━━━ Extracted material ━━━

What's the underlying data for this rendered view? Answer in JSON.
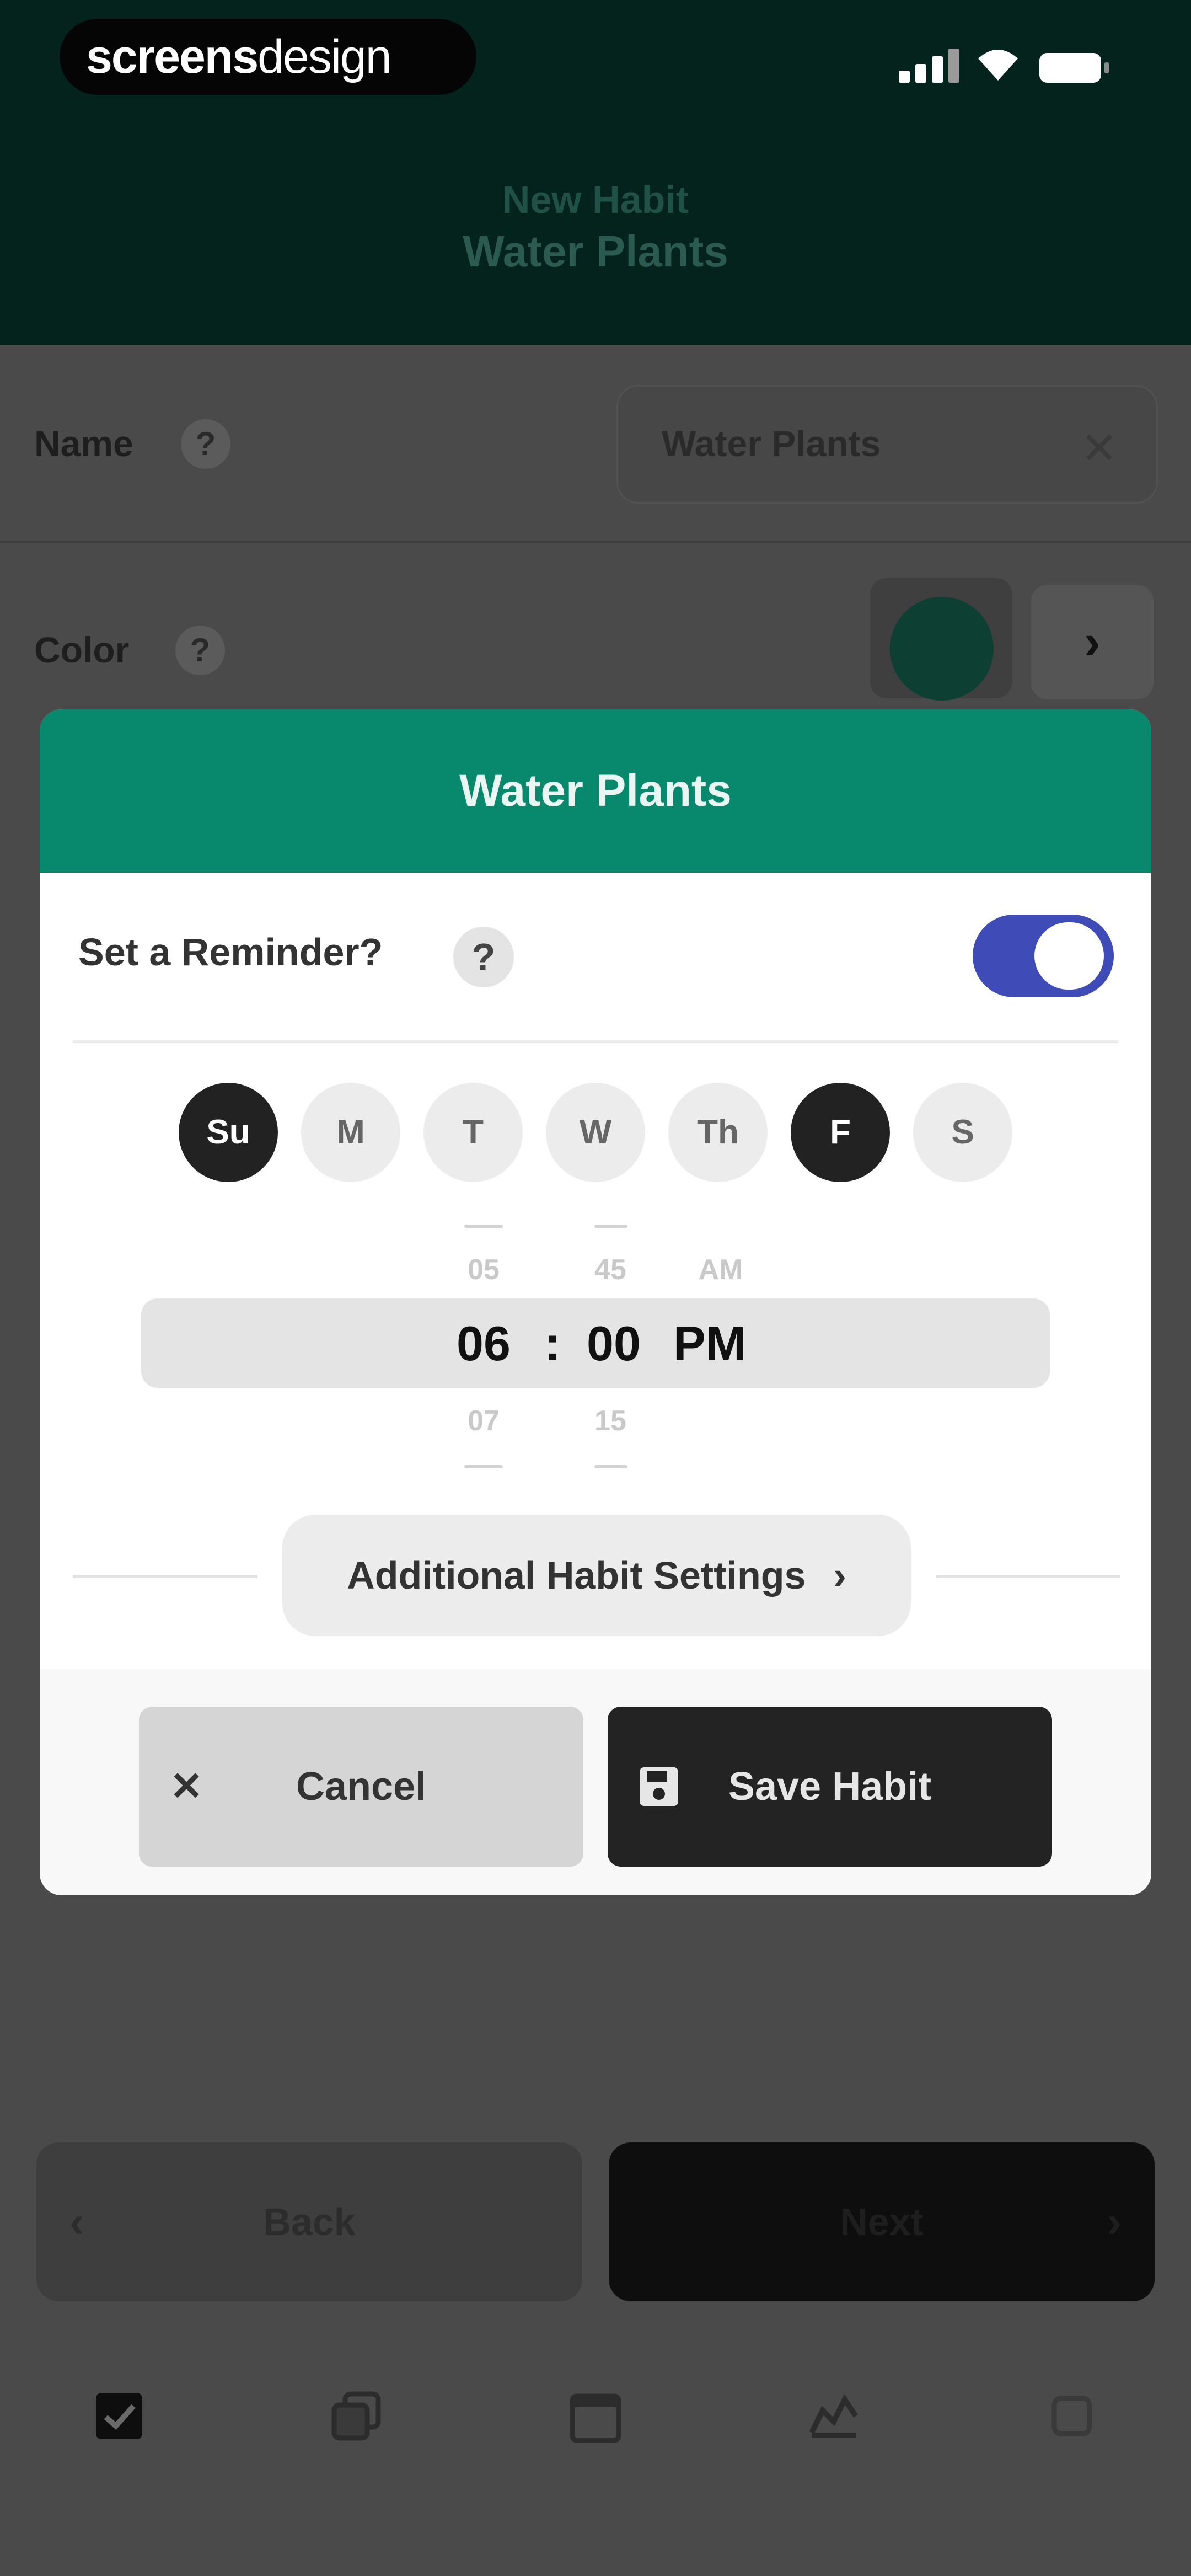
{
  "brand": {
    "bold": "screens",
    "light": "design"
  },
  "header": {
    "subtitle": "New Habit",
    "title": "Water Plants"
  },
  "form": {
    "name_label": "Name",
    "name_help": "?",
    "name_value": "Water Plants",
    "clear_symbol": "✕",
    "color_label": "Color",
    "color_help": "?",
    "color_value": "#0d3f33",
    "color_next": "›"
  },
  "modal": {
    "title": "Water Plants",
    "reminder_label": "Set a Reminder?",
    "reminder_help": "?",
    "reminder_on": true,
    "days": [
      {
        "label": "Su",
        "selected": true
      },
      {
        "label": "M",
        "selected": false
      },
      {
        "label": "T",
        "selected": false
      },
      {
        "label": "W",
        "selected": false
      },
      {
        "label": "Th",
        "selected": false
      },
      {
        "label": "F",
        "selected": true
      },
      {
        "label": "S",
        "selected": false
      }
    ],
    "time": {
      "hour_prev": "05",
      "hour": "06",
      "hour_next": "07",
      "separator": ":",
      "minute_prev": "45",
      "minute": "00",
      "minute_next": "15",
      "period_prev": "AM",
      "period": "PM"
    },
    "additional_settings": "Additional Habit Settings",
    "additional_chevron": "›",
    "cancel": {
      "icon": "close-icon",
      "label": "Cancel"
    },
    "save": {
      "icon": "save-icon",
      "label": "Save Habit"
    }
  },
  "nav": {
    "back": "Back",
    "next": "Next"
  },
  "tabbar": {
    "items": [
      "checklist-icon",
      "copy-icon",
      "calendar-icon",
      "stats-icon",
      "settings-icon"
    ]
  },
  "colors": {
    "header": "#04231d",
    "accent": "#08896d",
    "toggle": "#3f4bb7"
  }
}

━━━
━━━ Extracted material ━━━

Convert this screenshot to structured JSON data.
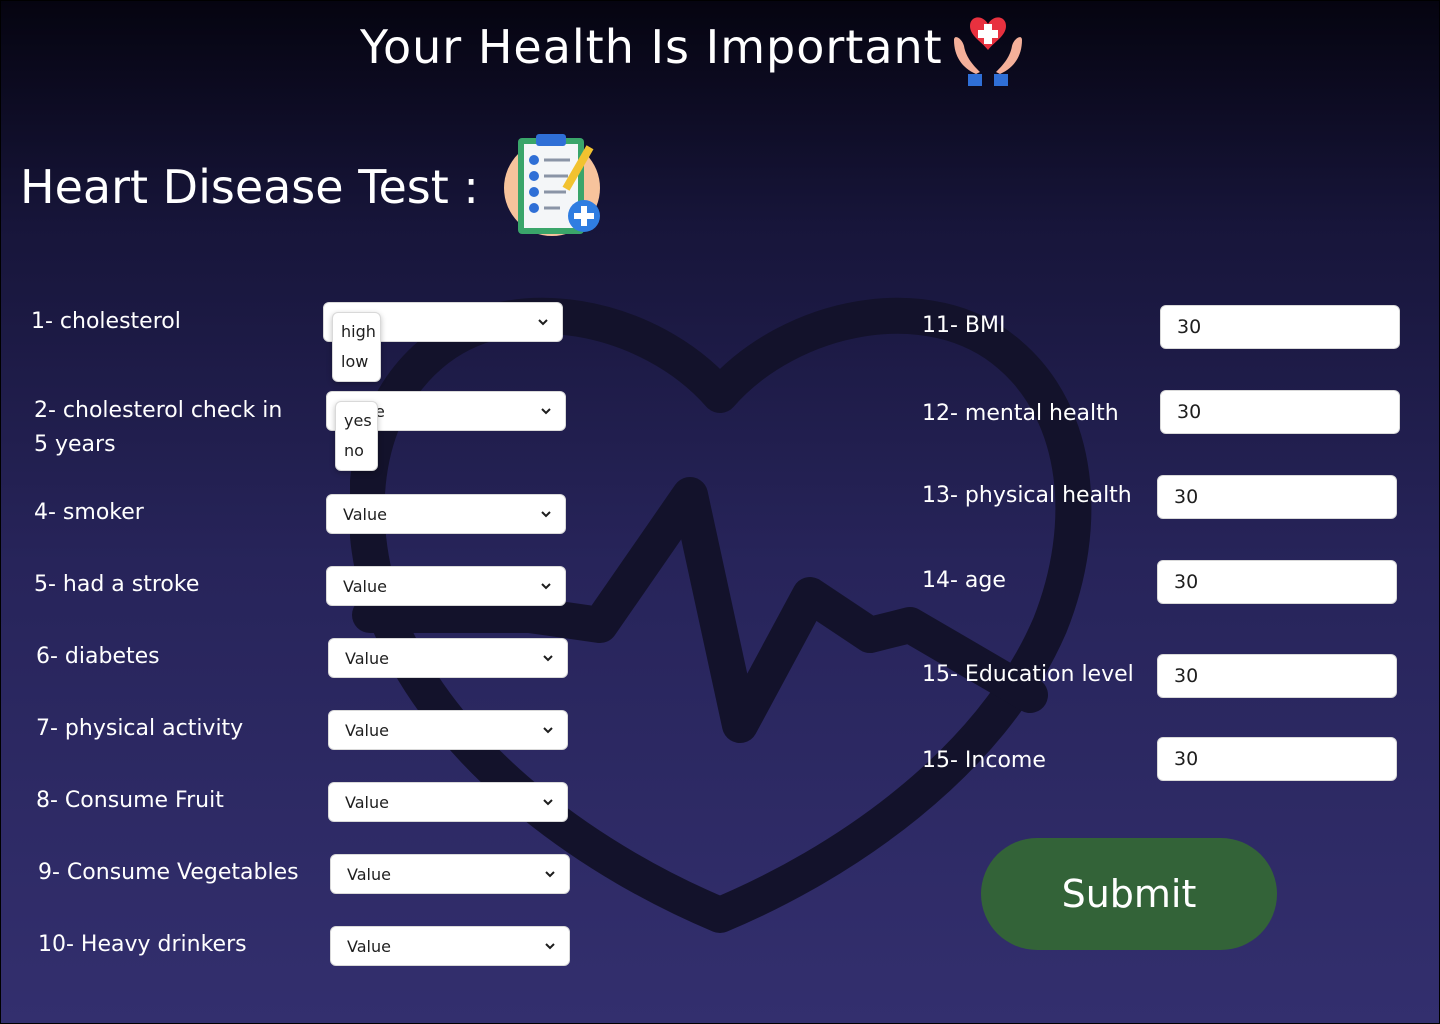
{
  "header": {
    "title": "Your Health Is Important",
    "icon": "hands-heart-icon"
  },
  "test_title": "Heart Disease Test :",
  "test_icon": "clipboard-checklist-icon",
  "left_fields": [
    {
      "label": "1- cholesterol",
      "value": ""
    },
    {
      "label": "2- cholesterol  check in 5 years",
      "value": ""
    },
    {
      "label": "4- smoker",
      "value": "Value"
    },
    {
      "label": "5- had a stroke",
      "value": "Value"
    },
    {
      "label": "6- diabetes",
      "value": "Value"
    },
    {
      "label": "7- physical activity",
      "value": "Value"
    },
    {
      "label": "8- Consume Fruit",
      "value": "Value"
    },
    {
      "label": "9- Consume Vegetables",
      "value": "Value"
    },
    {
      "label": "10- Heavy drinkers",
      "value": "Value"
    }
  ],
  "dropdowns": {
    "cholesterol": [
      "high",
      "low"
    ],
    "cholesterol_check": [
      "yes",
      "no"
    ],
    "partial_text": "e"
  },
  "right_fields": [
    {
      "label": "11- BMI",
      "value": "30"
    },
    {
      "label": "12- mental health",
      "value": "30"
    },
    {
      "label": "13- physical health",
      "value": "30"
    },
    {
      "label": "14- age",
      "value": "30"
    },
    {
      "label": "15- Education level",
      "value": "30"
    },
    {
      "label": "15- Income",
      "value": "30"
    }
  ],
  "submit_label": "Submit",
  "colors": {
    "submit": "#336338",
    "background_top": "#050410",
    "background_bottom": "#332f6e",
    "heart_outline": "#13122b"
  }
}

━━━

- **Prompt**: Of the lines in this material, state how many hold the string "Consume". Write no other words.

- **Complete response**: 2